DATA FOR THIS TASK >>
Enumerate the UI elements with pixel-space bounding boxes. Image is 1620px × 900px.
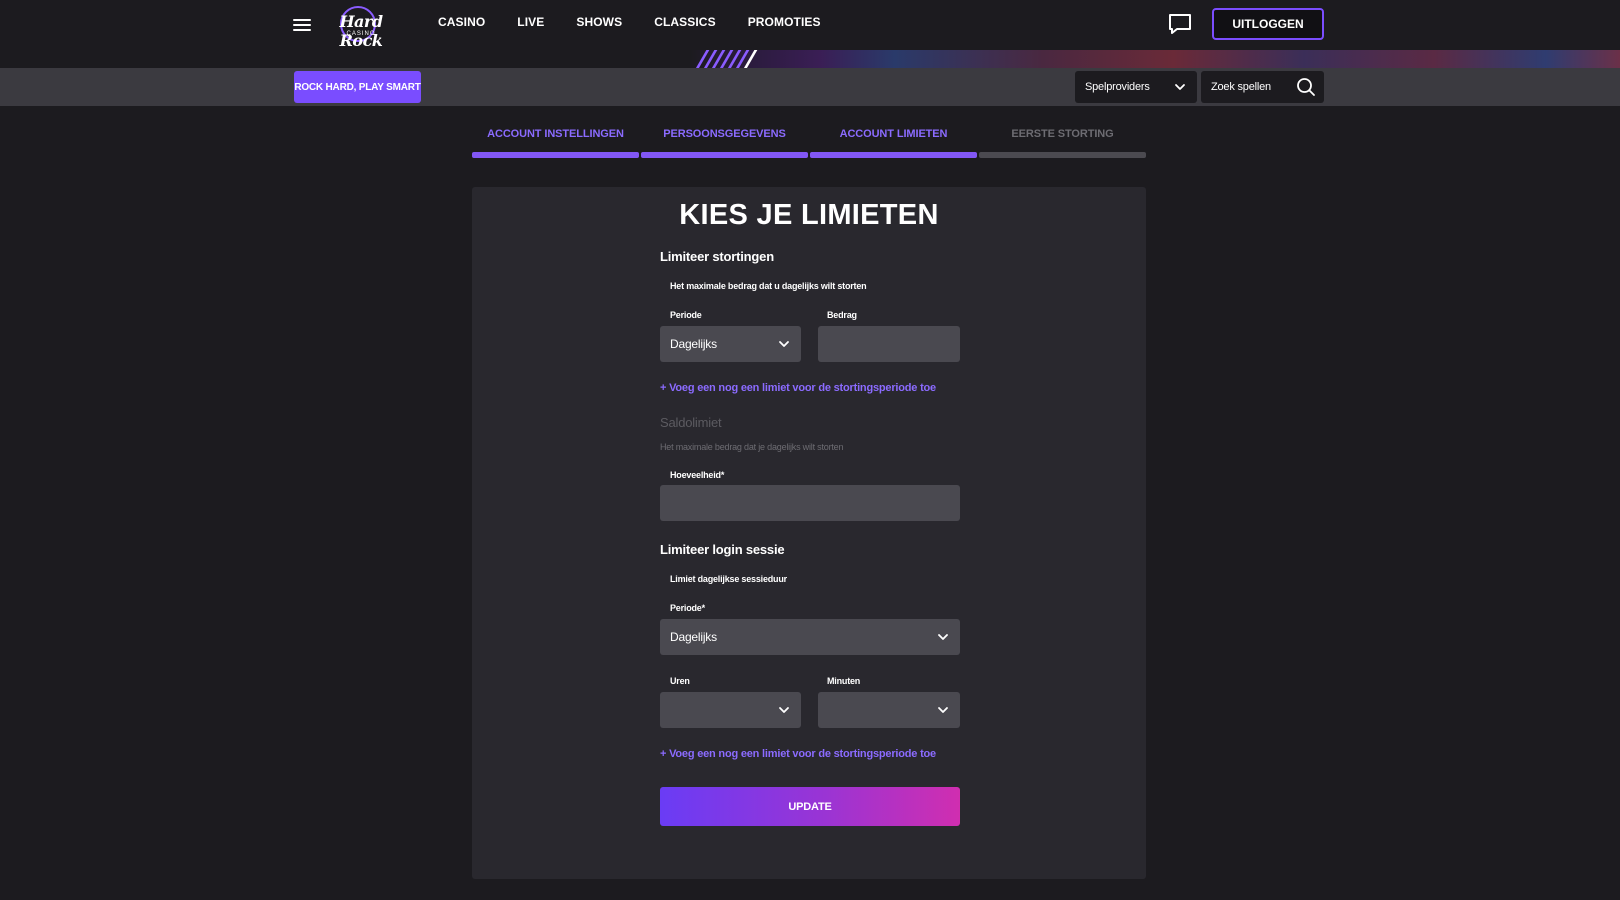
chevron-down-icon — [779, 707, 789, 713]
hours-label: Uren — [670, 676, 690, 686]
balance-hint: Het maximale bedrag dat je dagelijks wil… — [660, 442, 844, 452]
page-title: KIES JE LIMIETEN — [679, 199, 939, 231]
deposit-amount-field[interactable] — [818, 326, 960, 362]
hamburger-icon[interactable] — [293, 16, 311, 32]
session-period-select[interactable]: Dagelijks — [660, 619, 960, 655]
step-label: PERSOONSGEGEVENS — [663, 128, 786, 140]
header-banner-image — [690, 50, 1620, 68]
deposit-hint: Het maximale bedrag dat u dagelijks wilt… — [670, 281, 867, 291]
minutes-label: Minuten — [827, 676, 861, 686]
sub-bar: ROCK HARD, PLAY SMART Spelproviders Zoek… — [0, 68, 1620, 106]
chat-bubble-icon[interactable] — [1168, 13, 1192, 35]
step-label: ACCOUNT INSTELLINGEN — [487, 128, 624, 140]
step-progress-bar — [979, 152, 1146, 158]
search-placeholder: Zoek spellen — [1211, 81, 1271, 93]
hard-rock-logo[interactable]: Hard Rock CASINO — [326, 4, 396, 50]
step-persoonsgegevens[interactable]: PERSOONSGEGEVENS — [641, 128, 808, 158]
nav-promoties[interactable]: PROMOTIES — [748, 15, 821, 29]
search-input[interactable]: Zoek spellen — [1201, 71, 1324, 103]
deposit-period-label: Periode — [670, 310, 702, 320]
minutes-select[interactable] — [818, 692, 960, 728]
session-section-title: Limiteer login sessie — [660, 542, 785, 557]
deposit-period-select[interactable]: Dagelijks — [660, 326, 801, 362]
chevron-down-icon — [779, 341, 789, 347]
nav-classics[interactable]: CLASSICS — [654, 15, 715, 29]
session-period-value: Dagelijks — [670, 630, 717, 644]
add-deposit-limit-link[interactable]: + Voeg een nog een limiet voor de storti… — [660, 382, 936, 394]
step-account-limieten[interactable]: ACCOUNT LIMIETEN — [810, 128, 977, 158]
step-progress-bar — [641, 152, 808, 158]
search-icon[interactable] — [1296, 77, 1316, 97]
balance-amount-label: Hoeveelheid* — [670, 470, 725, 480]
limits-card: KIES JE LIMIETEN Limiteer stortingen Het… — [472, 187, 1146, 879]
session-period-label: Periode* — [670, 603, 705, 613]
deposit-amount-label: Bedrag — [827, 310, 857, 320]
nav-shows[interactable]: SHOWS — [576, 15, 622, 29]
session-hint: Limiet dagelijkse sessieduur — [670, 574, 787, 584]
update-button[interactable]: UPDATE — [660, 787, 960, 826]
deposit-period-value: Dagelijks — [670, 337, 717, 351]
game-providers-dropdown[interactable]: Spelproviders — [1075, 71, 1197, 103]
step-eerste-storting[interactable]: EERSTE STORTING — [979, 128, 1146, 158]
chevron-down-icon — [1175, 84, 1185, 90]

GOAL >> Can you arrange every line of the items above as a numbered list, skipping blank lines and leaving out the pictures?

EXPECTED OUTPUT >>
1. Enumerate the UI elements with pixel-space bounding boxes. Image is 1620px × 900px.
2. chevron-down-icon — [779, 707, 789, 713]
3. hours-label: Uren — [670, 676, 690, 686]
4. balance-hint: Het maximale bedrag dat je dagelijks wil… — [660, 442, 844, 452]
5. page-title: KIES JE LIMIETEN — [679, 199, 939, 231]
6. deposit-amount-field[interactable] — [818, 326, 960, 362]
7. hamburger-icon[interactable] — [293, 16, 311, 32]
8. session-period-select[interactable]: Dagelijks — [660, 619, 960, 655]
9. step-label: PERSOONSGEGEVENS — [663, 128, 786, 140]
10. header-banner-image — [690, 50, 1620, 68]
11. deposit-hint: Het maximale bedrag dat u dagelijks wilt… — [670, 281, 867, 291]
12. minutes-label: Minuten — [827, 676, 861, 686]
13. sub-bar: ROCK HARD, PLAY SMART Spelproviders Zoek… — [0, 68, 1620, 106]
14. chat-bubble-icon[interactable] — [1168, 13, 1192, 35]
15. step-label: ACCOUNT INSTELLINGEN — [487, 128, 624, 140]
16. step-progress-bar — [979, 152, 1146, 158]
17. search-placeholder: Zoek spellen — [1211, 81, 1271, 93]
18. hard-rock-logo[interactable]: Hard Rock CASINO — [326, 4, 396, 50]
19. step-persoonsgegevens[interactable]: PERSOONSGEGEVENS — [641, 128, 808, 158]
20. nav-promoties[interactable]: PROMOTIES — [748, 15, 821, 29]
21. search-input[interactable]: Zoek spellen — [1201, 71, 1324, 103]
22. deposit-period-label: Periode — [670, 310, 702, 320]
23. minutes-select[interactable] — [818, 692, 960, 728]
24. session-section-title: Limiteer login sessie — [660, 542, 785, 557]
25. deposit-period-select[interactable]: Dagelijks — [660, 326, 801, 362]
26. chevron-down-icon — [779, 341, 789, 347]
27. nav-classics[interactable]: CLASSICS — [654, 15, 715, 29]
28. session-period-value: Dagelijks — [670, 630, 717, 644]
29. add-deposit-limit-link[interactable]: + Voeg een nog een limiet voor de storti… — [660, 382, 936, 394]
30. step-account-limieten[interactable]: ACCOUNT LIMIETEN — [810, 128, 977, 158]
31. step-progress-bar — [641, 152, 808, 158]
32. search-icon[interactable] — [1296, 77, 1316, 97]
33. balance-amount-label: Hoeveelheid* — [670, 470, 725, 480]
34. limits-card: KIES JE LIMIETEN Limiteer stortingen Het… — [472, 187, 1146, 879]
35. session-period-label: Periode* — [670, 603, 705, 613]
36. deposit-amount-label: Bedrag — [827, 310, 857, 320]
37. nav-shows[interactable]: SHOWS — [576, 15, 622, 29]
38. session-hint: Limiet dagelijkse sessieduur — [670, 574, 787, 584]
39. update-button[interactable]: UPDATE — [660, 787, 960, 826]
40. deposit-period-value: Dagelijks — [670, 337, 717, 351]
41. game-providers-dropdown[interactable]: Spelproviders — [1075, 71, 1197, 103]
42. step-eerste-storting[interactable]: EERSTE STORTING — [979, 128, 1146, 158]
43. chevron-down-icon — [1175, 84, 1185, 90]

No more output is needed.